**What to work on**
Show all lines from the data that include the word "ellos".

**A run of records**
• • • • • • •
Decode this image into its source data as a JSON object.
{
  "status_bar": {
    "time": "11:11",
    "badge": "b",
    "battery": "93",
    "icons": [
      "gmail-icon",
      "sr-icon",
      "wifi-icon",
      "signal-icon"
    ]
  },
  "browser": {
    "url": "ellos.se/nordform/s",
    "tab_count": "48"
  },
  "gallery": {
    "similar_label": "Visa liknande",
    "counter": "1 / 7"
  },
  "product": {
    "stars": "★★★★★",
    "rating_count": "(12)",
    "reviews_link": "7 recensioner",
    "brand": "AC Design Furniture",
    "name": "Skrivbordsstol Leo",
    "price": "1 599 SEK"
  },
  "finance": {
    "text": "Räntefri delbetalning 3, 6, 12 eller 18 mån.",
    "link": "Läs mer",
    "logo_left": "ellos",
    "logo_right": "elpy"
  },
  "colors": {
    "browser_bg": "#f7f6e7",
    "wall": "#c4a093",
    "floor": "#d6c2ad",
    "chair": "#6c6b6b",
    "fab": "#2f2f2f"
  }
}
• • • • • • •
**Solution below**
    "url": "ellos.se/nordform/s",
    "logo_left": "ellos",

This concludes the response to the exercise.